* [INSTRUCTION]
Reproduce each record below exactly as written.

--- --- ---

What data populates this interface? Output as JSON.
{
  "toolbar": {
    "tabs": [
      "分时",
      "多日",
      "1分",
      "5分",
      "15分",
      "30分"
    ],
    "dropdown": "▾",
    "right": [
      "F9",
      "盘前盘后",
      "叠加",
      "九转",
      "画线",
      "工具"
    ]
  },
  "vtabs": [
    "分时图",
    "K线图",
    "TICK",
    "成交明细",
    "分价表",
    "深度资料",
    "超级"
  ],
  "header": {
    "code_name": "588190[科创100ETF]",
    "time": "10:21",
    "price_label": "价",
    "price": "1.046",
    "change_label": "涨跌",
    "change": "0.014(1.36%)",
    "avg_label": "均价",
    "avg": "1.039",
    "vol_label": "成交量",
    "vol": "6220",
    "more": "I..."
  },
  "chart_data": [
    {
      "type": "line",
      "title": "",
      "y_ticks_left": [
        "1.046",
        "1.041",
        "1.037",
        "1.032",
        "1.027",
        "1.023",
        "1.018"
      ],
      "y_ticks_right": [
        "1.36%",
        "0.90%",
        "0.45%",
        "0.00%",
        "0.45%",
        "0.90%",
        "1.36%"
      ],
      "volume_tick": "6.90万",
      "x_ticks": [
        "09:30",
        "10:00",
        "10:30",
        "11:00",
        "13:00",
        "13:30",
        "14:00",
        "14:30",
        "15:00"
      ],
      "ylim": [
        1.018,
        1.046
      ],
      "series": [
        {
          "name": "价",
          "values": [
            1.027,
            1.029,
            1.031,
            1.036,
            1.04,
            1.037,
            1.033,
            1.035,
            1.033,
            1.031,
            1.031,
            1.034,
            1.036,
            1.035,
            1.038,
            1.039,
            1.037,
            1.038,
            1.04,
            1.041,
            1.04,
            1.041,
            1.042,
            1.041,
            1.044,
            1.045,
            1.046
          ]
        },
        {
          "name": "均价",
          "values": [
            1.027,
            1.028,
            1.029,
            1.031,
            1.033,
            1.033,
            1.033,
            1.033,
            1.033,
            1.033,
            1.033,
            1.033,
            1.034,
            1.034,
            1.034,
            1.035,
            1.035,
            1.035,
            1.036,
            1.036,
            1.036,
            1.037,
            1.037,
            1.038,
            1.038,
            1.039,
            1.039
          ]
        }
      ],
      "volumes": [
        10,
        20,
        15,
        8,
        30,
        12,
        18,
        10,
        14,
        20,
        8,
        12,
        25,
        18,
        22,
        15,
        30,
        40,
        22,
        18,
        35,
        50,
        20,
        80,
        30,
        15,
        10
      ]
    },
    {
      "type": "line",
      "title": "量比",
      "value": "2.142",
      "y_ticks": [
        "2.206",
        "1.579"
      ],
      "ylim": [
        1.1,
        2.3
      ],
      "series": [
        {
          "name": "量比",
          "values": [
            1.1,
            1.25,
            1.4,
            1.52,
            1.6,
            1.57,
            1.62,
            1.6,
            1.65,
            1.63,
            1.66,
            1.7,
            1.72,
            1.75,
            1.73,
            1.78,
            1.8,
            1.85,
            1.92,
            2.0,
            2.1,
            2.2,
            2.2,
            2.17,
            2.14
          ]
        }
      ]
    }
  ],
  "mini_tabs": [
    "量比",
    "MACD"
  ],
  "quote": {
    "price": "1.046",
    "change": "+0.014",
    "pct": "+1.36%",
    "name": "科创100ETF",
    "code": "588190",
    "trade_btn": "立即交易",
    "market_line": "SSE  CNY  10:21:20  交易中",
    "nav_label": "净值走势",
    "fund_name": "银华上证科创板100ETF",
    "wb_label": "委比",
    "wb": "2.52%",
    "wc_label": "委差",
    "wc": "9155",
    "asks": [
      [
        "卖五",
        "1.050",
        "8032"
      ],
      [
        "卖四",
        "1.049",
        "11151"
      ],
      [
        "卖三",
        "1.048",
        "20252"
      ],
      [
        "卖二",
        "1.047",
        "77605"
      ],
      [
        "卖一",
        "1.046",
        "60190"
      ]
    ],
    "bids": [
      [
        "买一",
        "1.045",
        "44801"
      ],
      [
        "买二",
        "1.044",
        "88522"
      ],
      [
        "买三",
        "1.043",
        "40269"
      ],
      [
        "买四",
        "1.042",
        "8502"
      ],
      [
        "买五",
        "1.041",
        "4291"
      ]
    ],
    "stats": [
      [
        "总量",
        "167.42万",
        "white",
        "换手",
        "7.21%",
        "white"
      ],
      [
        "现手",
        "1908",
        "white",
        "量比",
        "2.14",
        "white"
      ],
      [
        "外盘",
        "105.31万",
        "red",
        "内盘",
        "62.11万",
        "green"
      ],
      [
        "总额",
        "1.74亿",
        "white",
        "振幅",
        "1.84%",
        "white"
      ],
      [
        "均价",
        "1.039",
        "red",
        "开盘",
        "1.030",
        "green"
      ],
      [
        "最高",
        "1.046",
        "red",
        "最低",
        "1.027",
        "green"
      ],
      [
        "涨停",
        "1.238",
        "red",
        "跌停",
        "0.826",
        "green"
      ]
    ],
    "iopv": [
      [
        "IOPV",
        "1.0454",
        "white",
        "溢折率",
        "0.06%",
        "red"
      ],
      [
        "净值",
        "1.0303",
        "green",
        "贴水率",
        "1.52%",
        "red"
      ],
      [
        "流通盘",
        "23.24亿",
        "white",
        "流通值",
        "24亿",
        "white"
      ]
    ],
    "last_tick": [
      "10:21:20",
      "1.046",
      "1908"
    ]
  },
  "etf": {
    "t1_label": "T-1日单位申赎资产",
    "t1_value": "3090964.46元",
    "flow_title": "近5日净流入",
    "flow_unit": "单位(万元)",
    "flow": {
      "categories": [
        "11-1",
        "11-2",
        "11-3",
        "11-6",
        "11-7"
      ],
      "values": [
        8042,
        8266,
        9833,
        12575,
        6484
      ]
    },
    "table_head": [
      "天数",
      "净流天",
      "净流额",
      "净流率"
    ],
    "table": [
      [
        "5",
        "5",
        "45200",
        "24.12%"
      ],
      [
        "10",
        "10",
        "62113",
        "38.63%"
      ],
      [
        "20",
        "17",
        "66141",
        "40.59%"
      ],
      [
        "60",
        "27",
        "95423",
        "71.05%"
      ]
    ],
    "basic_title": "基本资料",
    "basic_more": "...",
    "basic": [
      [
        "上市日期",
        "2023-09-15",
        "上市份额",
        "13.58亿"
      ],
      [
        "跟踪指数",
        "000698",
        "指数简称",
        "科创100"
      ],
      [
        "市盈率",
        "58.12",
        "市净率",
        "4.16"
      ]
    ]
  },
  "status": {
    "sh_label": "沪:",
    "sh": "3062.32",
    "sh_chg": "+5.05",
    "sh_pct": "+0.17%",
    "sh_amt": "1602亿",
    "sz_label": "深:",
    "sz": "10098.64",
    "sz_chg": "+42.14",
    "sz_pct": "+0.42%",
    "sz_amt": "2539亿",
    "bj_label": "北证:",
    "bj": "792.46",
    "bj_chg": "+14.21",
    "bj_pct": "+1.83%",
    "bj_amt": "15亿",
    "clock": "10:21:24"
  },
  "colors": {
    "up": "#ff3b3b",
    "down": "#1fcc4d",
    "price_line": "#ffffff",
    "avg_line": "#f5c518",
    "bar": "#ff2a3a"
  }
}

--- --- ---

* [FULL RESPONSE]
What data populates this interface? Output as JSON.
{
  "toolbar": {
    "tabs": [
      "分时",
      "多日",
      "1分",
      "5分",
      "15分",
      "30分"
    ],
    "dropdown": "▾",
    "right": [
      "F9",
      "盘前盘后",
      "叠加",
      "九转",
      "画线",
      "工具"
    ]
  },
  "vtabs": [
    "分时图",
    "K线图",
    "TICK",
    "成交明细",
    "分价表",
    "深度资料",
    "超级"
  ],
  "header": {
    "code_name": "588190[科创100ETF]",
    "time": "10:21",
    "price_label": "价",
    "price": "1.046",
    "change_label": "涨跌",
    "change": "0.014(1.36%)",
    "avg_label": "均价",
    "avg": "1.039",
    "vol_label": "成交量",
    "vol": "6220",
    "more": "I..."
  },
  "chart_data": [
    {
      "type": "line",
      "title": "",
      "y_ticks_left": [
        "1.046",
        "1.041",
        "1.037",
        "1.032",
        "1.027",
        "1.023",
        "1.018"
      ],
      "y_ticks_right": [
        "1.36%",
        "0.90%",
        "0.45%",
        "0.00%",
        "0.45%",
        "0.90%",
        "1.36%"
      ],
      "volume_tick": "6.90万",
      "x_ticks": [
        "09:30",
        "10:00",
        "10:30",
        "11:00",
        "13:00",
        "13:30",
        "14:00",
        "14:30",
        "15:00"
      ],
      "ylim": [
        1.018,
        1.046
      ],
      "series": [
        {
          "name": "价",
          "values": [
            1.027,
            1.029,
            1.031,
            1.036,
            1.04,
            1.037,
            1.033,
            1.035,
            1.033,
            1.031,
            1.031,
            1.034,
            1.036,
            1.035,
            1.038,
            1.039,
            1.037,
            1.038,
            1.04,
            1.041,
            1.04,
            1.041,
            1.042,
            1.041,
            1.044,
            1.045,
            1.046
          ]
        },
        {
          "name": "均价",
          "values": [
            1.027,
            1.028,
            1.029,
            1.031,
            1.033,
            1.033,
            1.033,
            1.033,
            1.033,
            1.033,
            1.033,
            1.033,
            1.034,
            1.034,
            1.034,
            1.035,
            1.035,
            1.035,
            1.036,
            1.036,
            1.036,
            1.037,
            1.037,
            1.038,
            1.038,
            1.039,
            1.039
          ]
        }
      ],
      "volumes": [
        10,
        20,
        15,
        8,
        30,
        12,
        18,
        10,
        14,
        20,
        8,
        12,
        25,
        18,
        22,
        15,
        30,
        40,
        22,
        18,
        35,
        50,
        20,
        80,
        30,
        15,
        10
      ]
    },
    {
      "type": "line",
      "title": "量比",
      "value": "2.142",
      "y_ticks": [
        "2.206",
        "1.579"
      ],
      "ylim": [
        1.1,
        2.3
      ],
      "series": [
        {
          "name": "量比",
          "values": [
            1.1,
            1.25,
            1.4,
            1.52,
            1.6,
            1.57,
            1.62,
            1.6,
            1.65,
            1.63,
            1.66,
            1.7,
            1.72,
            1.75,
            1.73,
            1.78,
            1.8,
            1.85,
            1.92,
            2.0,
            2.1,
            2.2,
            2.2,
            2.17,
            2.14
          ]
        }
      ]
    }
  ],
  "mini_tabs": [
    "量比",
    "MACD"
  ],
  "quote": {
    "price": "1.046",
    "change": "+0.014",
    "pct": "+1.36%",
    "name": "科创100ETF",
    "code": "588190",
    "trade_btn": "立即交易",
    "market_line": "SSE  CNY  10:21:20  交易中",
    "nav_label": "净值走势",
    "fund_name": "银华上证科创板100ETF",
    "wb_label": "委比",
    "wb": "2.52%",
    "wc_label": "委差",
    "wc": "9155",
    "asks": [
      [
        "卖五",
        "1.050",
        "8032"
      ],
      [
        "卖四",
        "1.049",
        "11151"
      ],
      [
        "卖三",
        "1.048",
        "20252"
      ],
      [
        "卖二",
        "1.047",
        "77605"
      ],
      [
        "卖一",
        "1.046",
        "60190"
      ]
    ],
    "bids": [
      [
        "买一",
        "1.045",
        "44801"
      ],
      [
        "买二",
        "1.044",
        "88522"
      ],
      [
        "买三",
        "1.043",
        "40269"
      ],
      [
        "买四",
        "1.042",
        "8502"
      ],
      [
        "买五",
        "1.041",
        "4291"
      ]
    ],
    "stats": [
      [
        "总量",
        "167.42万",
        "white",
        "换手",
        "7.21%",
        "white"
      ],
      [
        "现手",
        "1908",
        "white",
        "量比",
        "2.14",
        "white"
      ],
      [
        "外盘",
        "105.31万",
        "red",
        "内盘",
        "62.11万",
        "green"
      ],
      [
        "总额",
        "1.74亿",
        "white",
        "振幅",
        "1.84%",
        "white"
      ],
      [
        "均价",
        "1.039",
        "red",
        "开盘",
        "1.030",
        "green"
      ],
      [
        "最高",
        "1.046",
        "red",
        "最低",
        "1.027",
        "green"
      ],
      [
        "涨停",
        "1.238",
        "red",
        "跌停",
        "0.826",
        "green"
      ]
    ],
    "iopv": [
      [
        "IOPV",
        "1.0454",
        "white",
        "溢折率",
        "0.06%",
        "red"
      ],
      [
        "净值",
        "1.0303",
        "green",
        "贴水率",
        "1.52%",
        "red"
      ],
      [
        "流通盘",
        "23.24亿",
        "white",
        "流通值",
        "24亿",
        "white"
      ]
    ],
    "last_tick": [
      "10:21:20",
      "1.046",
      "1908"
    ]
  },
  "etf": {
    "t1_label": "T-1日单位申赎资产",
    "t1_value": "3090964.46元",
    "flow_title": "近5日净流入",
    "flow_unit": "单位(万元)",
    "flow": {
      "categories": [
        "11-1",
        "11-2",
        "11-3",
        "11-6",
        "11-7"
      ],
      "values": [
        8042,
        8266,
        9833,
        12575,
        6484
      ]
    },
    "table_head": [
      "天数",
      "净流天",
      "净流额",
      "净流率"
    ],
    "table": [
      [
        "5",
        "5",
        "45200",
        "24.12%"
      ],
      [
        "10",
        "10",
        "62113",
        "38.63%"
      ],
      [
        "20",
        "17",
        "66141",
        "40.59%"
      ],
      [
        "60",
        "27",
        "95423",
        "71.05%"
      ]
    ],
    "basic_title": "基本资料",
    "basic_more": "...",
    "basic": [
      [
        "上市日期",
        "2023-09-15",
        "上市份额",
        "13.58亿"
      ],
      [
        "跟踪指数",
        "000698",
        "指数简称",
        "科创100"
      ],
      [
        "市盈率",
        "58.12",
        "市净率",
        "4.16"
      ]
    ]
  },
  "status": {
    "sh_label": "沪:",
    "sh": "3062.32",
    "sh_chg": "+5.05",
    "sh_pct": "+0.17%",
    "sh_amt": "1602亿",
    "sz_label": "深:",
    "sz": "10098.64",
    "sz_chg": "+42.14",
    "sz_pct": "+0.42%",
    "sz_amt": "2539亿",
    "bj_label": "北证:",
    "bj": "792.46",
    "bj_chg": "+14.21",
    "bj_pct": "+1.83%",
    "bj_amt": "15亿",
    "clock": "10:21:24"
  },
  "colors": {
    "up": "#ff3b3b",
    "down": "#1fcc4d",
    "price_line": "#ffffff",
    "avg_line": "#f5c518",
    "bar": "#ff2a3a"
  }
}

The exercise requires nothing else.